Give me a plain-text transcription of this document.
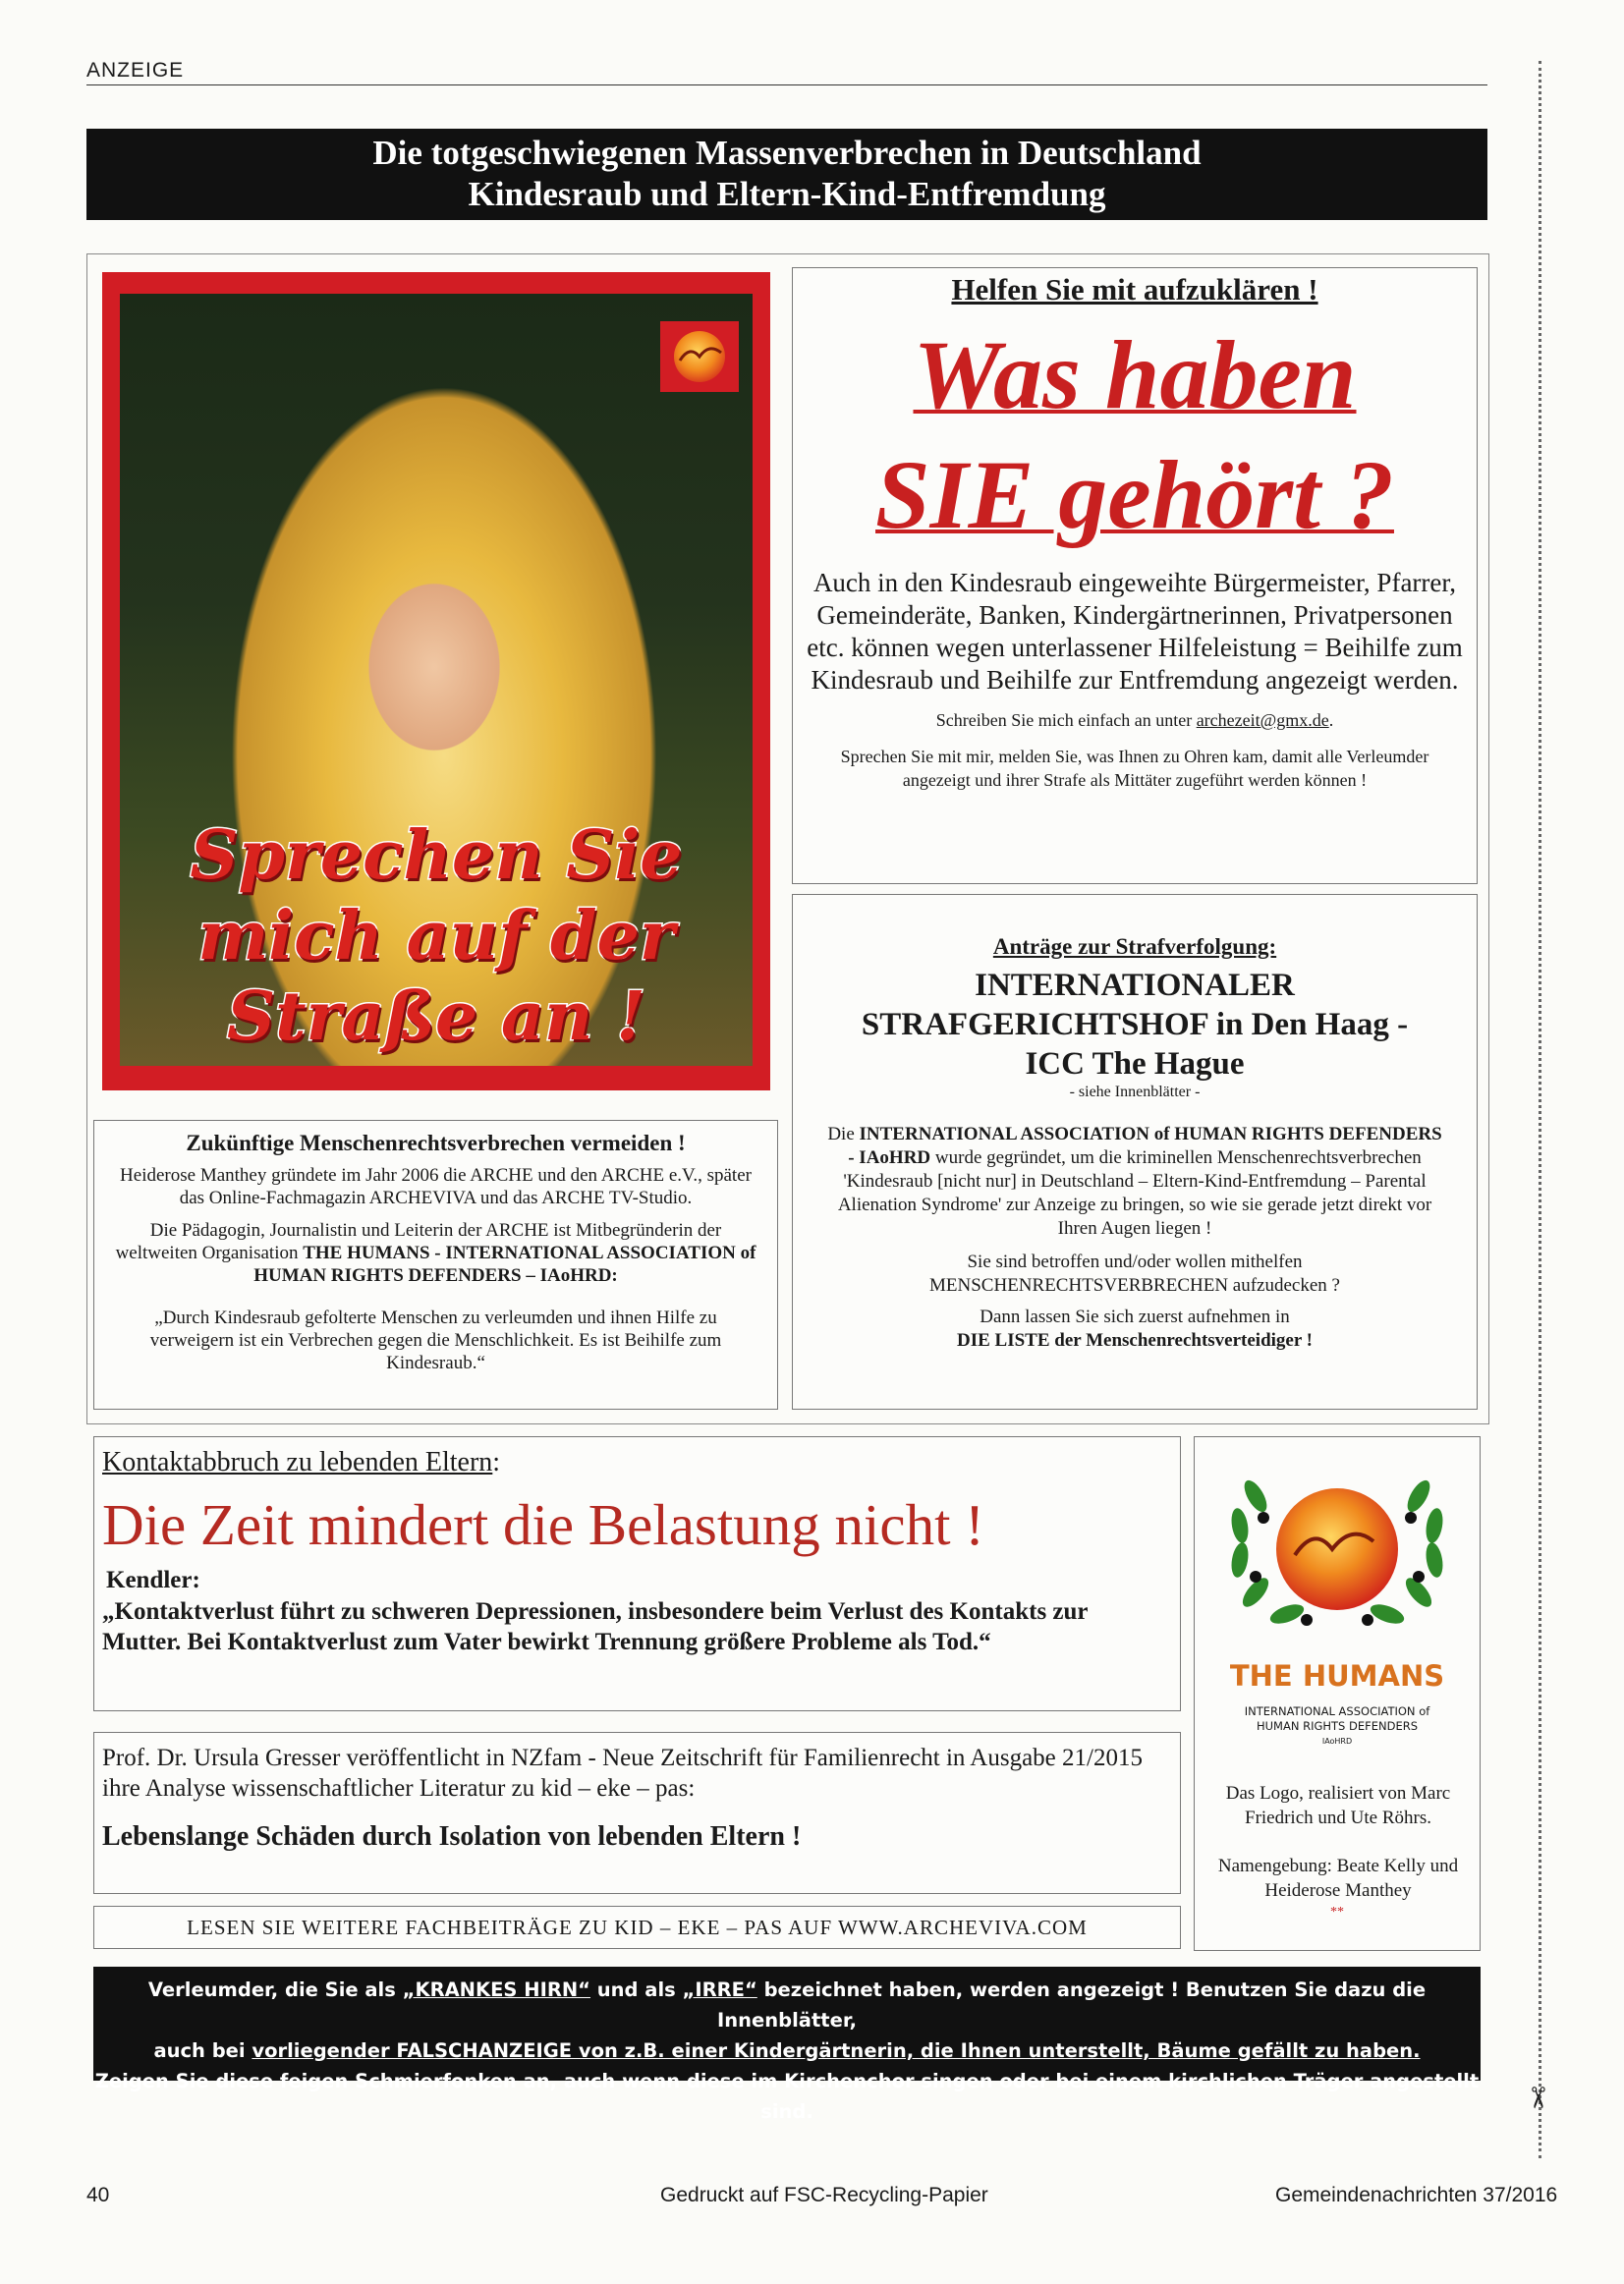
ANZEIGE
✂
Die totgeschwiegenen Massenverbrechen in Deutschland
Kindesraub und Eltern-Kind-Entfremdung
Sprechen Sie
mich auf der
Straße an !
Helfen Sie mit aufzuklären !
Was haben
SIE gehört ?
Auch in den Kindesraub eingeweihte Bürgermeister, Pfarrer, Gemeinderäte, Banken, Kindergärtnerinnen, Privatpersonen etc. können wegen unterlassener Hilfeleistung = Beihilfe zum Kindesraub und Beihilfe zur Entfremdung angezeigt werden.
Schreiben Sie mich einfach an unter archezeit@gmx.de.
Sprechen Sie mit mir, melden Sie, was Ihnen zu Ohren kam, damit alle Verleumder angezeigt und ihrer Strafe als Mittäter zugeführt werden können !
Anträge zur Strafverfolgung:
INTERNATIONALER
STRAFGERICHTSHOF in Den Haag -
ICC The Hague
- siehe Innenblätter -
Die INTERNATIONAL ASSOCIATION of HUMAN RIGHTS DEFENDERS - IAoHRD wurde gegründet, um die kriminellen Menschenrechtsverbrechen 'Kindesraub [nicht nur] in Deutschland – Eltern-Kind-Entfremdung – Parental Alienation Syndrome' zur Anzeige zu bringen, so wie sie gerade jetzt direkt vor Ihren Augen liegen !
Sie sind betroffen und/oder wollen mithelfen MENSCHENRECHTSVERBRECHEN aufzudecken ?
Dann lassen Sie sich zuerst aufnehmen in
DIE LISTE der Menschenrechtsverteidiger !
Zukünftige Menschenrechtsverbrechen vermeiden !
Heiderose Manthey gründete im Jahr 2006 die ARCHE und den ARCHE e.V., später das Online-Fachmagazin ARCHEVIVA und das ARCHE TV-Studio.
Die Pädagogin, Journalistin und Leiterin der ARCHE ist Mitbegründerin der weltweiten Organisation THE HUMANS - INTERNATIONAL ASSOCIATION of HUMAN RIGHTS DEFENDERS – IAoHRD:
„Durch Kindesraub gefolterte Menschen zu verleumden und ihnen Hilfe zu verweigern ist ein Verbrechen gegen die Menschlichkeit. Es ist Beihilfe zum Kindesraub.“
Kontaktabbruch zu lebenden Eltern:
Die Zeit mindert die Belastung nicht !
Kendler:
„Kontaktverlust führt zu schweren Depressionen, insbesondere beim Verlust des Kontakts zur Mutter. Bei Kontaktverlust zum Vater bewirkt Trennung größere Probleme als Tod.“
Prof. Dr. Ursula Gresser veröffentlicht in NZfam - Neue Zeitschrift für Familienrecht in Ausgabe 21/2015 ihre Analyse wissenschaftlicher Literatur zu kid – eke – pas:
Lebenslange Schäden durch Isolation von lebenden Eltern !
LESEN SIE WEITERE FACHBEITRÄGE ZU KID – EKE – PAS AUF WWW.ARCHEVIVA.COM
THE HUMANS
INTERNATIONAL ASSOCIATION of
HUMAN RIGHTS DEFENDERS
IAoHRD
Das Logo, realisiert von Marc Friedrich und Ute Röhrs.
Namengebung: Beate Kelly und Heiderose Manthey
**
Verleumder, die Sie als „KRANKES HIRN“ und als „IRRE“ bezeichnet haben, werden angezeigt ! Benutzen Sie dazu die Innenblätter,
auch bei vorliegender FALSCHANZEIGE von z.B. einer Kindergärtnerin, die Ihnen unterstellt, Bäume gefällt zu haben.
Zeigen Sie diese feigen Schmierfonken an, auch wenn diese im Kirchenchor singen oder bei einem kirchlichen Träger angestellt sind.
40	Gedruckt auf FSC-Recycling-Papier	Gemeindenachrichten 37/2016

^^^^^^^^^^^^^^^^

Requirements: Within the material above, find the lines that contain the word "RIGHTS"; copy them.

Finished exercise:
Die INTERNATIONAL ASSOCIATION of HUMAN RIGHTS DEFENDERS - IAoHRD wurde gegründet, um die kriminellen Menschenrechtsverbrechen 'Kindesraub [nicht nur] in Deutschland – Eltern-Kind-Entfremdung – Parental Alienation Syndrome' zur Anzeige zu bringen, so wie sie gerade jetzt direkt vor Ihren Augen liegen !
Die Pädagogin, Journalistin und Leiterin der ARCHE ist Mitbegründerin der weltweiten Organisation THE HUMANS - INTERNATIONAL ASSOCIATION of HUMAN RIGHTS DEFENDERS – IAoHRD:
HUMAN RIGHTS DEFENDERS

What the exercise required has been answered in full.